# [Exercise objective]
Each record below should appear again exactly as written.

# [Record set]

►

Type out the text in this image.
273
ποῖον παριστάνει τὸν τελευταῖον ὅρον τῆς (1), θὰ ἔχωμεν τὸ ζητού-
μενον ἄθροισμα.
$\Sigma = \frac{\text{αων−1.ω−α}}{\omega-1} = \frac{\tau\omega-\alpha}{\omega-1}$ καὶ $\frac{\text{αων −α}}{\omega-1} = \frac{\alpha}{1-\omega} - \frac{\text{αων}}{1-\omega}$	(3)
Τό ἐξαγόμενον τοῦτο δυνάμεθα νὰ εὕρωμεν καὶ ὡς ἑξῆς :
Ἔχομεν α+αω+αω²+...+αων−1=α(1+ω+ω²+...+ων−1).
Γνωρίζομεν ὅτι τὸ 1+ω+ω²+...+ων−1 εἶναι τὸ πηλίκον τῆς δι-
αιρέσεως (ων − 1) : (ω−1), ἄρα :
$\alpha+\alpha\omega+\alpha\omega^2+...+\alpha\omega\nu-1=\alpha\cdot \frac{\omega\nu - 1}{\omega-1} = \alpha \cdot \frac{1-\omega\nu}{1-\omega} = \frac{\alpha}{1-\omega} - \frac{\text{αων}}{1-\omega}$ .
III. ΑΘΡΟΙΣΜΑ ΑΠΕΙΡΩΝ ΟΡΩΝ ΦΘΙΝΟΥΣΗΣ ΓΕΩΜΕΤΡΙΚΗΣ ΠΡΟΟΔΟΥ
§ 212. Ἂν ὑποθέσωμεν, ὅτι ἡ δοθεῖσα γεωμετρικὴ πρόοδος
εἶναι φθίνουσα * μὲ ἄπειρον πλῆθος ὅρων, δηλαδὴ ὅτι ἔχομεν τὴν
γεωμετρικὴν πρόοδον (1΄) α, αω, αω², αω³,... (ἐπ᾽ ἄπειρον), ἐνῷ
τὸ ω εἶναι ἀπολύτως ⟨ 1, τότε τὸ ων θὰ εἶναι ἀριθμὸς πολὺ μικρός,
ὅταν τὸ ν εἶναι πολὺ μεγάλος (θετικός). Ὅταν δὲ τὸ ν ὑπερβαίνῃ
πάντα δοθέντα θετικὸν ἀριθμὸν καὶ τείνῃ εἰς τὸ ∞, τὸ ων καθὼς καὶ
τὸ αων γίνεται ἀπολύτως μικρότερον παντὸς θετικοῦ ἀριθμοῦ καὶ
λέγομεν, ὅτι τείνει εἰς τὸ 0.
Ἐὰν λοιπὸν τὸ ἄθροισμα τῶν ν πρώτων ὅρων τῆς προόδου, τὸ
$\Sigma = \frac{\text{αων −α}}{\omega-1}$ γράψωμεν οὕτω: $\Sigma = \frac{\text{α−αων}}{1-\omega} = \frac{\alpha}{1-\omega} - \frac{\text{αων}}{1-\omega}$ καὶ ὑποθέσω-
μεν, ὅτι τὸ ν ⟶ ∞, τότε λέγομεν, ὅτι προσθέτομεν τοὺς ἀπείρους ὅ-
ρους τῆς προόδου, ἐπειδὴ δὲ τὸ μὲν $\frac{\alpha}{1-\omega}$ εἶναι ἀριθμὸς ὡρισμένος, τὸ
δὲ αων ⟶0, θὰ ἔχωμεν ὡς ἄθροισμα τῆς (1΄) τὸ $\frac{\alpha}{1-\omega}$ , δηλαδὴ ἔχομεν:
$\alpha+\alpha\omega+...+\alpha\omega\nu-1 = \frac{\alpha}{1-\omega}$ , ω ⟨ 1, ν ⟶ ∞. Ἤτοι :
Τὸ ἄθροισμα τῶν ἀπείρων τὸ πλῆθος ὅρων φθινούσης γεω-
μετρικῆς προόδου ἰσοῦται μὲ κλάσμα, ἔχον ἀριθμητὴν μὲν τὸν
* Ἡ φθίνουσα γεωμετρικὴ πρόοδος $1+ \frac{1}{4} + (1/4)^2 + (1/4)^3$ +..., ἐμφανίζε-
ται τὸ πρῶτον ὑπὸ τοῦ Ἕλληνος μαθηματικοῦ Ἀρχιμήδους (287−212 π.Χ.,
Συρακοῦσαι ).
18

◄

# [Task result]
Type out the text in this image.
273
ποῖον παριστάνει τὸν τελευταῖον ὅρον τῆς (1), θὰ ἔχωμεν τὸ ζητού-
μενον ἄθροισμα.
$\Sigma = \frac{\text{αων−1.ω−α}}{\omega-1} = \frac{\tau\omega-\alpha}{\omega-1}$ καὶ $\frac{\text{αων −α}}{\omega-1} = \frac{\alpha}{1-\omega} - \frac{\text{αων}}{1-\omega}$	(3)
Τό ἐξαγόμενον τοῦτο δυνάμεθα νὰ εὕρωμεν καὶ ὡς ἑξῆς :
Ἔχομεν α+αω+αω²+...+αων−1=α(1+ω+ω²+...+ων−1).
Γνωρίζομεν ὅτι τὸ 1+ω+ω²+...+ων−1 εἶναι τὸ πηλίκον τῆς δι-
αιρέσεως (ων − 1) : (ω−1), ἄρα :
$\alpha+\alpha\omega+\alpha\omega^2+...+\alpha\omega\nu-1=\alpha\cdot \frac{\omega\nu - 1}{\omega-1} = \alpha \cdot \frac{1-\omega\nu}{1-\omega} = \frac{\alpha}{1-\omega} - \frac{\text{αων}}{1-\omega}$ .
III. ΑΘΡΟΙΣΜΑ ΑΠΕΙΡΩΝ ΟΡΩΝ ΦΘΙΝΟΥΣΗΣ ΓΕΩΜΕΤΡΙΚΗΣ ΠΡΟΟΔΟΥ
§ 212. Ἂν ὑποθέσωμεν, ὅτι ἡ δοθεῖσα γεωμετρικὴ πρόοδος
εἶναι φθίνουσα * μὲ ἄπειρον πλῆθος ὅρων, δηλαδὴ ὅτι ἔχομεν τὴν
γεωμετρικὴν πρόοδον (1΄) α, αω, αω², αω³,... (ἐπ᾽ ἄπειρον), ἐνῷ
τὸ ω εἶναι ἀπολύτως ⟨ 1, τότε τὸ ων θὰ εἶναι ἀριθμὸς πολὺ μικρός,
ὅταν τὸ ν εἶναι πολὺ μεγάλος (θετικός). Ὅταν δὲ τὸ ν ὑπερβαίνῃ
πάντα δοθέντα θετικὸν ἀριθμὸν καὶ τείνῃ εἰς τὸ ∞, τὸ ων καθὼς καὶ
τὸ αων γίνεται ἀπολύτως μικρότερον παντὸς θετικοῦ ἀριθμοῦ καὶ
λέγομεν, ὅτι τείνει εἰς τὸ 0.
Ἐὰν λοιπὸν τὸ ἄθροισμα τῶν ν πρώτων ὅρων τῆς προόδου, τὸ
$\Sigma = \frac{\text{αων −α}}{\omega-1}$ γράψωμεν οὕτω: $\Sigma = \frac{\text{α−αων}}{1-\omega} = \frac{\alpha}{1-\omega} - \frac{\text{αων}}{1-\omega}$ καὶ ὑποθέσω-
μεν, ὅτι τὸ ν ⟶ ∞, τότε λέγομεν, ὅτι προσθέτομεν τοὺς ἀπείρους ὅ-
ρους τῆς προόδου, ἐπειδὴ δὲ τὸ μὲν $\frac{\alpha}{1-\omega}$ εἶναι ἀριθμὸς ὡρισμένος, τὸ
δὲ αων ⟶0, θὰ ἔχωμεν ὡς ἄθροισμα τῆς (1΄) τὸ $\frac{\alpha}{1-\omega}$ , δηλαδὴ ἔχομεν:
$\alpha+\alpha\omega+...+\alpha\omega\nu-1 = \frac{\alpha}{1-\omega}$ , ω ⟨ 1, ν ⟶ ∞. Ἤτοι :
Τὸ ἄθροισμα τῶν ἀπείρων τὸ πλῆθος ὅρων φθινούσης γεω-
μετρικῆς προόδου ἰσοῦται μὲ κλάσμα, ἔχον ἀριθμητὴν μὲν τὸν
* Ἡ φθίνουσα γεωμετρικὴ πρόοδος $1+ \frac{1}{4} + (1/4)^2 + (1/4)^3$ +..., ἐμφανίζε-
ται τὸ πρῶτον ὑπὸ τοῦ Ἕλληνος μαθηματικοῦ Ἀρχιμήδους (287−212 π.Χ.,
Συρακοῦσαι ).
18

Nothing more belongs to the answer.